PROBLEM DETAILS:
Every line of the material below should be repeated exactly.
━━━━━━━━━━━━━━━━
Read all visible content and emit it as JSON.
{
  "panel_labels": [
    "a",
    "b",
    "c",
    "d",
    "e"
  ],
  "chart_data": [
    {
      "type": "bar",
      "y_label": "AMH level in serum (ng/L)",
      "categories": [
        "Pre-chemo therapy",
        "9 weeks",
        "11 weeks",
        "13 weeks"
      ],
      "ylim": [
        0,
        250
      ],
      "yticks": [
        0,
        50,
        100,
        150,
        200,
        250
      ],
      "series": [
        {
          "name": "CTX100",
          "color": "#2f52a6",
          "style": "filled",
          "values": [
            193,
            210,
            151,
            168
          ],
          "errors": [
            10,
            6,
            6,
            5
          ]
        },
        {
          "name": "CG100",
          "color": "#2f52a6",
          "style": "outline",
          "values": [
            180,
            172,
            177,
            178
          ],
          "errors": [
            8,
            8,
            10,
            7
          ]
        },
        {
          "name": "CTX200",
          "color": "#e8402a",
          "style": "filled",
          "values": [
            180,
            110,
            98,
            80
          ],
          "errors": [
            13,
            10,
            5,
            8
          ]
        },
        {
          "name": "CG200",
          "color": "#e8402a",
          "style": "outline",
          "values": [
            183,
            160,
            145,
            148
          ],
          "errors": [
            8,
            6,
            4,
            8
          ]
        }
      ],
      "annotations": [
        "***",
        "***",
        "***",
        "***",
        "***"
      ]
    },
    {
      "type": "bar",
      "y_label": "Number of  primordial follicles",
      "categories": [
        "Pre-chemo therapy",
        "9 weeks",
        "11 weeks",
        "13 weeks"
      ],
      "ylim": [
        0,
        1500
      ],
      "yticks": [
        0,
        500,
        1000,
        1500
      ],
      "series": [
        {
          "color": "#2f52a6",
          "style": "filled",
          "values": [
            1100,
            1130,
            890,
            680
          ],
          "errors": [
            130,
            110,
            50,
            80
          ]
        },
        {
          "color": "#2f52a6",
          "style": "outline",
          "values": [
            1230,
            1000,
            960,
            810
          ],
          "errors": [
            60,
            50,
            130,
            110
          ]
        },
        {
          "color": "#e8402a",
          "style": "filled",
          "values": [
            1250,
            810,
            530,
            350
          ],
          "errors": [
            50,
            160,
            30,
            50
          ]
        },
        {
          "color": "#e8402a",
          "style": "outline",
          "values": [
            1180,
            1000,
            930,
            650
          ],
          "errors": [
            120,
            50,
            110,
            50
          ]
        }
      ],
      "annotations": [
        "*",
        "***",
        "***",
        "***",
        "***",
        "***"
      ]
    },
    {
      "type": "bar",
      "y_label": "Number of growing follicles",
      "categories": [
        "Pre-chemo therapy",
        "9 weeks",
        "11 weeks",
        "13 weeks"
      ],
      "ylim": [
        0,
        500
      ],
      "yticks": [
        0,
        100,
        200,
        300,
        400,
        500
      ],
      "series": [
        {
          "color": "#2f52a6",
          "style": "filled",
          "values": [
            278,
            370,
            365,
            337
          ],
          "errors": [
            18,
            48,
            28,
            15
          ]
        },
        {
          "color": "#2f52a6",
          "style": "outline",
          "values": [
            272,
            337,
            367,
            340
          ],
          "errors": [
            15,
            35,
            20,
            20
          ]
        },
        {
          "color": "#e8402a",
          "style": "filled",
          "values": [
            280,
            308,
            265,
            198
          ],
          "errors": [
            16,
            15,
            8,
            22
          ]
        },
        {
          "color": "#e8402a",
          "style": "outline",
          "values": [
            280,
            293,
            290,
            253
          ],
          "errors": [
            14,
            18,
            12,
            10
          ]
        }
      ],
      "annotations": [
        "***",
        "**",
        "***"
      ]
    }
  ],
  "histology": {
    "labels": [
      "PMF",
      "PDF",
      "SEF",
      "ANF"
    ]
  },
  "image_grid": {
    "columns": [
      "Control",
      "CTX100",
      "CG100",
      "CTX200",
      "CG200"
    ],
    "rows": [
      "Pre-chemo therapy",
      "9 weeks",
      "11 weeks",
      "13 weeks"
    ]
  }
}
━━━━━━━━━━━━━━━━
TASK SOLUTION:
Read all visible content and emit it as JSON.
{
  "panel_labels": [
    "a",
    "b",
    "c",
    "d",
    "e"
  ],
  "chart_data": [
    {
      "type": "bar",
      "y_label": "AMH level in serum (ng/L)",
      "categories": [
        "Pre-chemo therapy",
        "9 weeks",
        "11 weeks",
        "13 weeks"
      ],
      "ylim": [
        0,
        250
      ],
      "yticks": [
        0,
        50,
        100,
        150,
        200,
        250
      ],
      "series": [
        {
          "name": "CTX100",
          "color": "#2f52a6",
          "style": "filled",
          "values": [
            193,
            210,
            151,
            168
          ],
          "errors": [
            10,
            6,
            6,
            5
          ]
        },
        {
          "name": "CG100",
          "color": "#2f52a6",
          "style": "outline",
          "values": [
            180,
            172,
            177,
            178
          ],
          "errors": [
            8,
            8,
            10,
            7
          ]
        },
        {
          "name": "CTX200",
          "color": "#e8402a",
          "style": "filled",
          "values": [
            180,
            110,
            98,
            80
          ],
          "errors": [
            13,
            10,
            5,
            8
          ]
        },
        {
          "name": "CG200",
          "color": "#e8402a",
          "style": "outline",
          "values": [
            183,
            160,
            145,
            148
          ],
          "errors": [
            8,
            6,
            4,
            8
          ]
        }
      ],
      "annotations": [
        "***",
        "***",
        "***",
        "***",
        "***"
      ]
    },
    {
      "type": "bar",
      "y_label": "Number of  primordial follicles",
      "categories": [
        "Pre-chemo therapy",
        "9 weeks",
        "11 weeks",
        "13 weeks"
      ],
      "ylim": [
        0,
        1500
      ],
      "yticks": [
        0,
        500,
        1000,
        1500
      ],
      "series": [
        {
          "color": "#2f52a6",
          "style": "filled",
          "values": [
            1100,
            1130,
            890,
            680
          ],
          "errors": [
            130,
            110,
            50,
            80
          ]
        },
        {
          "color": "#2f52a6",
          "style": "outline",
          "values": [
            1230,
            1000,
            960,
            810
          ],
          "errors": [
            60,
            50,
            130,
            110
          ]
        },
        {
          "color": "#e8402a",
          "style": "filled",
          "values": [
            1250,
            810,
            530,
            350
          ],
          "errors": [
            50,
            160,
            30,
            50
          ]
        },
        {
          "color": "#e8402a",
          "style": "outline",
          "values": [
            1180,
            1000,
            930,
            650
          ],
          "errors": [
            120,
            50,
            110,
            50
          ]
        }
      ],
      "annotations": [
        "*",
        "***",
        "***",
        "***",
        "***",
        "***"
      ]
    },
    {
      "type": "bar",
      "y_label": "Number of growing follicles",
      "categories": [
        "Pre-chemo therapy",
        "9 weeks",
        "11 weeks",
        "13 weeks"
      ],
      "ylim": [
        0,
        500
      ],
      "yticks": [
        0,
        100,
        200,
        300,
        400,
        500
      ],
      "series": [
        {
          "color": "#2f52a6",
          "style": "filled",
          "values": [
            278,
            370,
            365,
            337
          ],
          "errors": [
            18,
            48,
            28,
            15
          ]
        },
        {
          "color": "#2f52a6",
          "style": "outline",
          "values": [
            272,
            337,
            367,
            340
          ],
          "errors": [
            15,
            35,
            20,
            20
          ]
        },
        {
          "color": "#e8402a",
          "style": "filled",
          "values": [
            280,
            308,
            265,
            198
          ],
          "errors": [
            16,
            15,
            8,
            22
          ]
        },
        {
          "color": "#e8402a",
          "style": "outline",
          "values": [
            280,
            293,
            290,
            253
          ],
          "errors": [
            14,
            18,
            12,
            10
          ]
        }
      ],
      "annotations": [
        "***",
        "**",
        "***"
      ]
    }
  ],
  "histology": {
    "labels": [
      "PMF",
      "PDF",
      "SEF",
      "ANF"
    ]
  },
  "image_grid": {
    "columns": [
      "Control",
      "CTX100",
      "CG100",
      "CTX200",
      "CG200"
    ],
    "rows": [
      "Pre-chemo therapy",
      "9 weeks",
      "11 weeks",
      "13 weeks"
    ]
  }
}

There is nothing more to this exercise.